Task description: Return every line below as is, leaving out the pictures.

##### Supplied material #####

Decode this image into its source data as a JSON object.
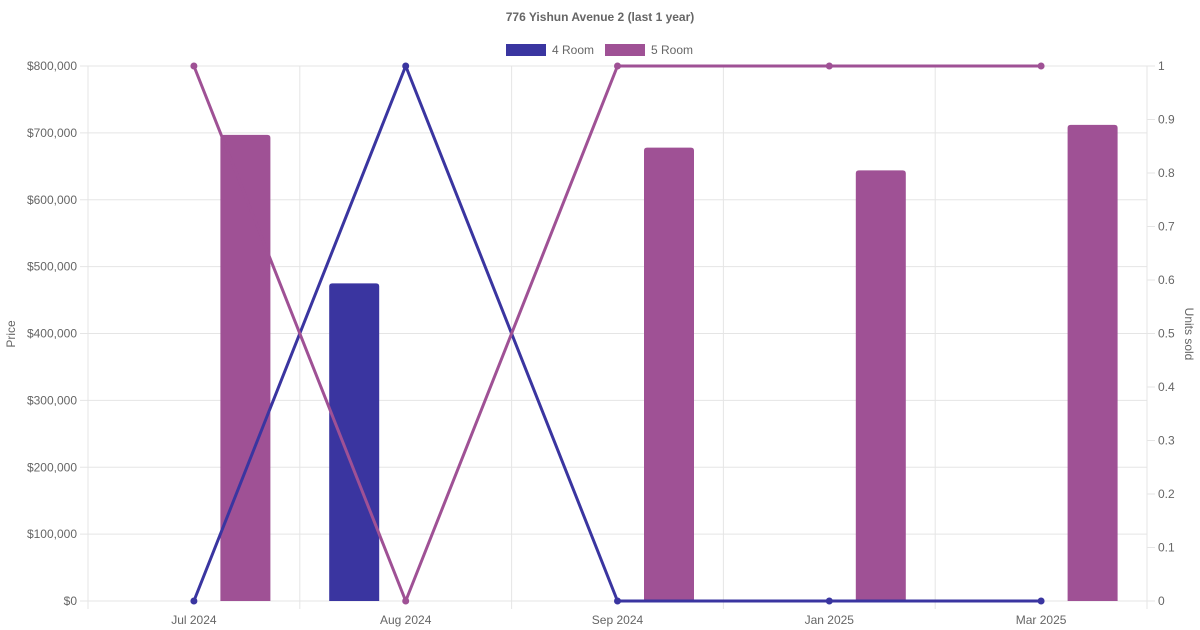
{
  "chart_data": {
    "type": "bar",
    "title": "776 Yishun Avenue 2 (last 1 year)",
    "categories": [
      "Jul 2024",
      "Aug 2024",
      "Sep 2024",
      "Jan 2025",
      "Mar 2025"
    ],
    "y_left": {
      "label": "Price",
      "min": 0,
      "max": 800000,
      "ticks": [
        "$0",
        "$100,000",
        "$200,000",
        "$300,000",
        "$400,000",
        "$500,000",
        "$600,000",
        "$700,000",
        "$800,000"
      ]
    },
    "y_right": {
      "label": "Units sold",
      "min": 0,
      "max": 1,
      "ticks": [
        "0",
        "0.1",
        "0.2",
        "0.3",
        "0.4",
        "0.5",
        "0.6",
        "0.7",
        "0.8",
        "0.9",
        "1"
      ]
    },
    "grid": true,
    "legend_position": "top",
    "series": [
      {
        "name": "4 Room",
        "color": "#3a35a0",
        "bar_values": [
          null,
          475000,
          null,
          null,
          null
        ],
        "units_sold": [
          0,
          1,
          0,
          0,
          0
        ]
      },
      {
        "name": "5 Room",
        "color": "#9f5195",
        "bar_values": [
          697000,
          null,
          678000,
          644000,
          712000
        ],
        "units_sold": [
          1,
          0,
          1,
          1,
          1
        ]
      }
    ]
  }
}
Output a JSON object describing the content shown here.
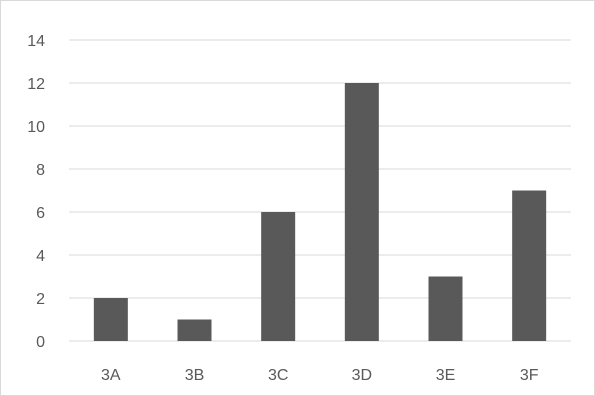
{
  "chart_data": {
    "type": "bar",
    "title": "",
    "xlabel": "",
    "ylabel": "",
    "categories": [
      "3A",
      "3B",
      "3C",
      "3D",
      "3E",
      "3F"
    ],
    "values": [
      2,
      1,
      6,
      12,
      3,
      7
    ],
    "ylim": [
      0,
      14
    ],
    "yticks": [
      0,
      2,
      4,
      6,
      8,
      10,
      12,
      14
    ],
    "grid": true,
    "legend": "none",
    "colors": {
      "bar": "#595959",
      "grid": "#d9d9d9",
      "text": "#595959"
    }
  }
}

#####

Written solution:
Decode this image into its source data as a JSON object.
{
  "chart_data": {
    "type": "bar",
    "title": "776 Yishun Avenue 2 (last 1 year)",
    "categories": [
      "Jul 2024",
      "Aug 2024",
      "Sep 2024",
      "Jan 2025",
      "Mar 2025"
    ],
    "y_left": {
      "label": "Price",
      "min": 0,
      "max": 800000,
      "ticks": [
        "$0",
        "$100,000",
        "$200,000",
        "$300,000",
        "$400,000",
        "$500,000",
        "$600,000",
        "$700,000",
        "$800,000"
      ]
    },
    "y_right": {
      "label": "Units sold",
      "min": 0,
      "max": 1,
      "ticks": [
        "0",
        "0.1",
        "0.2",
        "0.3",
        "0.4",
        "0.5",
        "0.6",
        "0.7",
        "0.8",
        "0.9",
        "1"
      ]
    },
    "grid": true,
    "legend_position": "top",
    "series": [
      {
        "name": "4 Room",
        "color": "#3a35a0",
        "bar_values": [
          null,
          475000,
          null,
          null,
          null
        ],
        "units_sold": [
          0,
          1,
          0,
          0,
          0
        ]
      },
      {
        "name": "5 Room",
        "color": "#9f5195",
        "bar_values": [
          697000,
          null,
          678000,
          644000,
          712000
        ],
        "units_sold": [
          1,
          0,
          1,
          1,
          1
        ]
      }
    ]
  }
}
Output a JSON object describing the content shown here.
{
  "chart_data": {
    "type": "bar",
    "title": "",
    "xlabel": "",
    "ylabel": "",
    "categories": [
      "3A",
      "3B",
      "3C",
      "3D",
      "3E",
      "3F"
    ],
    "values": [
      2,
      1,
      6,
      12,
      3,
      7
    ],
    "ylim": [
      0,
      14
    ],
    "yticks": [
      0,
      2,
      4,
      6,
      8,
      10,
      12,
      14
    ],
    "grid": true,
    "legend": "none",
    "colors": {
      "bar": "#595959",
      "grid": "#d9d9d9",
      "text": "#595959"
    }
  }
}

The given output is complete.